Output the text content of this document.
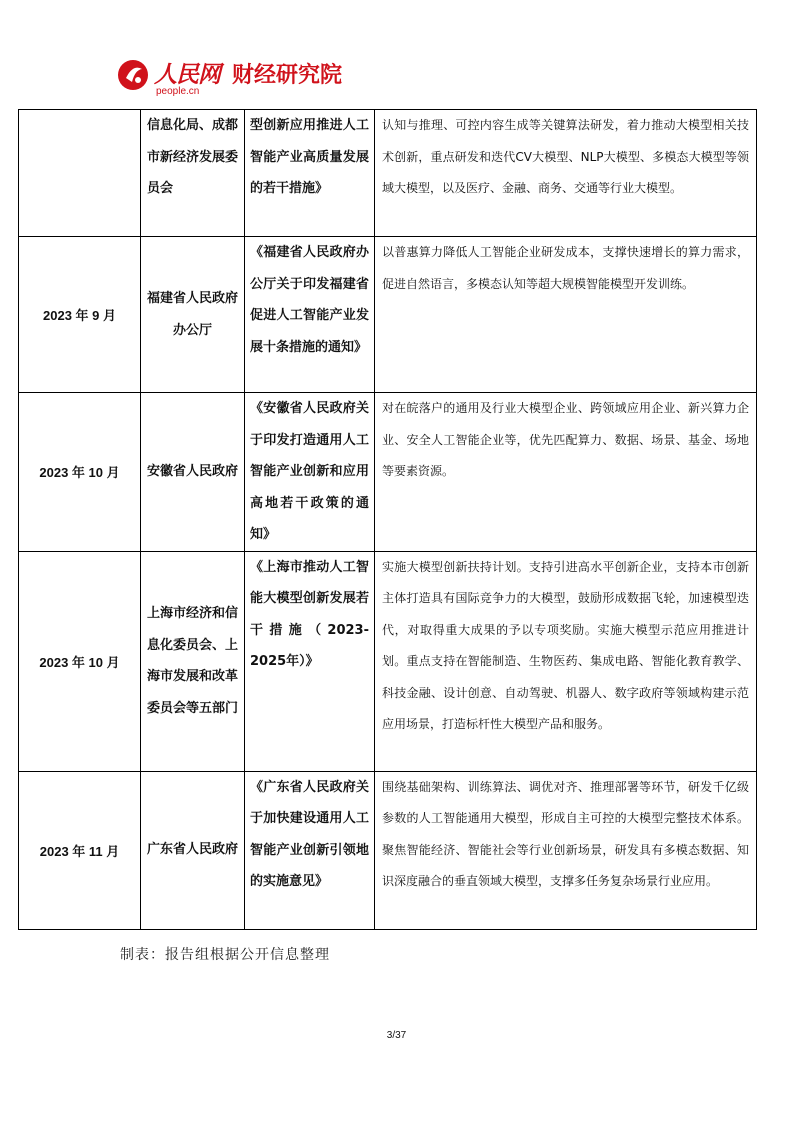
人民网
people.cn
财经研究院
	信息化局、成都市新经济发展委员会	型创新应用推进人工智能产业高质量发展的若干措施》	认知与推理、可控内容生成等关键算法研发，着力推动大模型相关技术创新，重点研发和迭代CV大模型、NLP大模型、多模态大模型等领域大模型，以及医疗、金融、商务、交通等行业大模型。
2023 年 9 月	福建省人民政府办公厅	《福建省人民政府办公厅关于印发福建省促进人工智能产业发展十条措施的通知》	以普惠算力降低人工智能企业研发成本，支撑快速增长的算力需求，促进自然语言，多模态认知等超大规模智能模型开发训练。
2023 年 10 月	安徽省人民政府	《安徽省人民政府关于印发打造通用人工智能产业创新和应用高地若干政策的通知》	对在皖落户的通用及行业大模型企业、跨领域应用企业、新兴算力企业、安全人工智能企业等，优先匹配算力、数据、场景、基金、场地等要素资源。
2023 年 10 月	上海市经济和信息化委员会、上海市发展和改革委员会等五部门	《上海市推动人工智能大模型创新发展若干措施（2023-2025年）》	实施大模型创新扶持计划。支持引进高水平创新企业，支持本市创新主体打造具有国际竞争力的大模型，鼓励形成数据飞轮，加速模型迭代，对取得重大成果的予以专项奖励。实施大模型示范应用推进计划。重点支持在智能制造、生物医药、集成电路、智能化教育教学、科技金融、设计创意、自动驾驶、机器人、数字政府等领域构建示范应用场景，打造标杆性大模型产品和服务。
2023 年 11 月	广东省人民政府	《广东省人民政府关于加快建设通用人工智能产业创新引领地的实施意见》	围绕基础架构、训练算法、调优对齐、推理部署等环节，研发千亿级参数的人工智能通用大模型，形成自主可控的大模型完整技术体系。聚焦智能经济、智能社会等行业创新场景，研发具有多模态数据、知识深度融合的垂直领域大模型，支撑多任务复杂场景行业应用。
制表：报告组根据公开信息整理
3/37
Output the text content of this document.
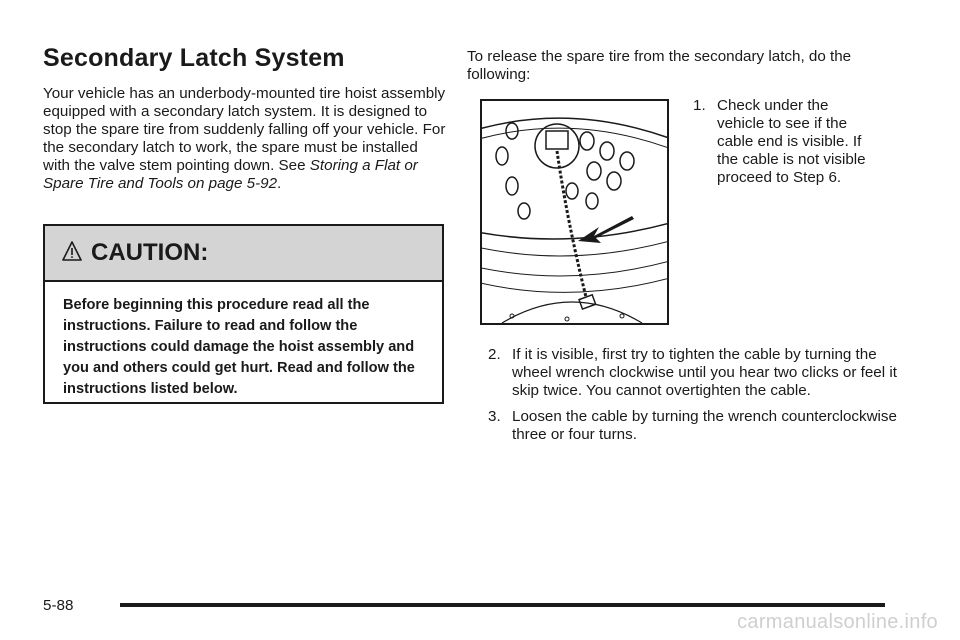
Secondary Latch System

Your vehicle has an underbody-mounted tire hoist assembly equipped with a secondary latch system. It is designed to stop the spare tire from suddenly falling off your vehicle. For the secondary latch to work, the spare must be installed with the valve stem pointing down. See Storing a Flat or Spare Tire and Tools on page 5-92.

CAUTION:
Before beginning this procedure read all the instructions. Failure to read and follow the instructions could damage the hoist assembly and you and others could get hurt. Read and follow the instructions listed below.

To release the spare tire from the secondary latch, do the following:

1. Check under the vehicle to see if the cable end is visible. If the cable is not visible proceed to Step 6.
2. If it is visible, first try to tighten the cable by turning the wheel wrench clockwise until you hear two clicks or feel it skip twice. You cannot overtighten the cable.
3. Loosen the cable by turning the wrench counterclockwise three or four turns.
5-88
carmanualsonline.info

#####

_WRITTEN PROBLEM_:
Where a line in the entries holds the word "turning", copy that line.

_COMPLETE ANSWER_:
2. If it is visible, first try to tighten the cable by turning the wheel wrench clockwise until you hear two clicks or feel it skip twice. You cannot overtighten the cable.
3. Loosen the cable by turning the wrench counterclockwise three or four turns.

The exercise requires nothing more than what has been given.